# START OF Source text

Project 5 / Face Detection with a Sliding Window

In this project, I implemented a sliding window classifier using a histogram of gradients (HOG) feature representation. As a baseline, I trained an SVM on a moderate amount of positive examples and a large amount of negative examples. I then implemented hard negative mining to augment a small amount of negative examples with more difficult examples. Finally, I used a fully connected neural network instead of an SVM to get a nonlinear classifier from the HOG features.

Positive and negative features

For both positive and negative images, I run vl_hog. For the negative images, I extract random HOG patches. The code for both functions is shown below.


function features_pos = get_positive_features(train_path_pos, feature_params)

image_files = dir( fullfile( train_path_pos, '*.jpg') ); %Caltech Faces stored as .jpg
num_images = length(image_files);

template_size = feature_params.template_size;
hog_cell_size = feature_params.hog_cell_size;

feature_dim = (template_size / hog_cell_size)^2 * 31;

features_pos = zeros(num_images, feature_dim);
for i = 1:num_images
    file_path = fullfile(train_path_pos, image_files(i).name);
    img = single(imresize(imread(file_path), [template_size, template_size]))/255;
    
    hog = vl_hog(img, hog_cell_size);
    features_pos(i,:) = hog(:);
end

function features_neg = get_random_negative_features(non_face_scn_path, feature_params, num_samples)

image_files = dir( fullfile( non_face_scn_path, '*.jpg' ));
num_images = length(image_files);

template_size = feature_params.template_size;
hog_cell_size = feature_params.hog_cell_size;

feature_dim = (template_size / hog_cell_size)^2 * 31;
features_neg = zeros(num_samples, feature_dim);

for i = 1:num_samples
    file_path = fullfile(non_face_scn_path, image_files(randi(num_images)).name);
    img = single(rgb2gray(imread(file_path)))/255;
    [rows, cols, ~] = size(img);
    row_end = rows - template_size + 1;
    col_end = cols - template_size + 1;
    
    sampled_rows = randi(row_end) + (0:template_size-1);
    sampled_cols = randi(col_end) + (0:template_size-1);
    
    img_patch = img(sampled_rows, sampled_cols, :);
    hog = vl_hog(img_patch, hog_cell_size);
    features_neg(i,:) = hog(:);
end

end

Training SVM

Given the positive and negative features, I then train the SVM detector.

# END OF Source text
# START OF Exercise material

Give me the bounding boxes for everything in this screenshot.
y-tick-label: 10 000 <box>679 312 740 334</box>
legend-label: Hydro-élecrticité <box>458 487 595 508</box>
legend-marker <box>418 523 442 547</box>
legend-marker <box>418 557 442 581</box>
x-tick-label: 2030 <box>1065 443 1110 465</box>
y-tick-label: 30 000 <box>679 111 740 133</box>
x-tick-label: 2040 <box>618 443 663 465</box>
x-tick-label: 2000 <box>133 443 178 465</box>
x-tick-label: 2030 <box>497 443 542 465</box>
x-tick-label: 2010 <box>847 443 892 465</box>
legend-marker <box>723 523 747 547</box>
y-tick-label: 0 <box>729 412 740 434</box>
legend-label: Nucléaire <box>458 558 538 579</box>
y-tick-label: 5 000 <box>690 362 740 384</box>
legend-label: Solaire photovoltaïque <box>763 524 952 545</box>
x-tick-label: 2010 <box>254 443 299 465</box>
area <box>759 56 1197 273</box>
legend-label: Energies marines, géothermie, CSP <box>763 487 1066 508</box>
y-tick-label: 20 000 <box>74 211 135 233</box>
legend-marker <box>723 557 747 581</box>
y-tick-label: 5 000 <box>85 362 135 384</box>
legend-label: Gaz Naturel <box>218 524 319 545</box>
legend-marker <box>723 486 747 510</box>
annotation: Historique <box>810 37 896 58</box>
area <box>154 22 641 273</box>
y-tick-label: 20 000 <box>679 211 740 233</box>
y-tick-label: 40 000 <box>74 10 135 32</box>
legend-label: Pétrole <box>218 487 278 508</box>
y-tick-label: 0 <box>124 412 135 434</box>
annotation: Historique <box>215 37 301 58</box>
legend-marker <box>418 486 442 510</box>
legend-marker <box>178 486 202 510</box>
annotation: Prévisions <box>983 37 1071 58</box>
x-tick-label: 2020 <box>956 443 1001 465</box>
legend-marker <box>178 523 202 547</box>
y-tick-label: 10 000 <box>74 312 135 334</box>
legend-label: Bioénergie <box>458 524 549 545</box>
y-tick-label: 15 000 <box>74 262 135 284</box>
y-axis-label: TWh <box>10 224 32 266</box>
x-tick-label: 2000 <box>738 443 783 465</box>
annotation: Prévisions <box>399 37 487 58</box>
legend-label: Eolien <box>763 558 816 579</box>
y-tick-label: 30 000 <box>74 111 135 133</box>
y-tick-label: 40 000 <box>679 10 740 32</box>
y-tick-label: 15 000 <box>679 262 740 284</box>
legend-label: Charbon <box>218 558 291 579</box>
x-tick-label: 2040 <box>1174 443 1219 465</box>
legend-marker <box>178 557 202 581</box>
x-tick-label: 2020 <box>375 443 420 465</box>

# END OF Exercise material

_What you need to do_.
1. Can you set down, word for word, everything in the face detection page from "sampled_rows = randi(row_end)" down to "the SVM detector."?
2. Could you output everything from the first of the rows down to the line containing "x-tick-label: 2040 <box>618 443 663 465</box>", that line included, as a JSON list of strings with one string per line and blank lines skipped?
The face detection page and the rows were drawn from unrelated sources.

_The answers_.
1.
sampled_rows = randi(row_end) + (0:template_size-1);
    sampled_cols = randi(col_end) + (0:template_size-1);
    
    img_patch = img(sampled_rows, sampled_cols, :);
    hog = vl_hog(img_patch, hog_cell_size);
    features_neg(i,:) = hog(:);
end

end

Training SVM

Given the positive and negative features, I then train the SVM detector.

2.
[
  "Give me the bounding boxes for everything in this screenshot.",
  "y-tick-label: 10 000 <box>679 312 740 334</box>",
  "legend-label: Hydro-élecrticité <box>458 487 595 508</box>",
  "legend-marker <box>418 523 442 547</box>",
  "legend-marker <box>418 557 442 581</box>",
  "x-tick-label: 2030 <box>1065 443 1110 465</box>",
  "y-tick-label: 30 000 <box>679 111 740 133</box>",
  "x-tick-label: 2040 <box>618 443 663 465</box>"
]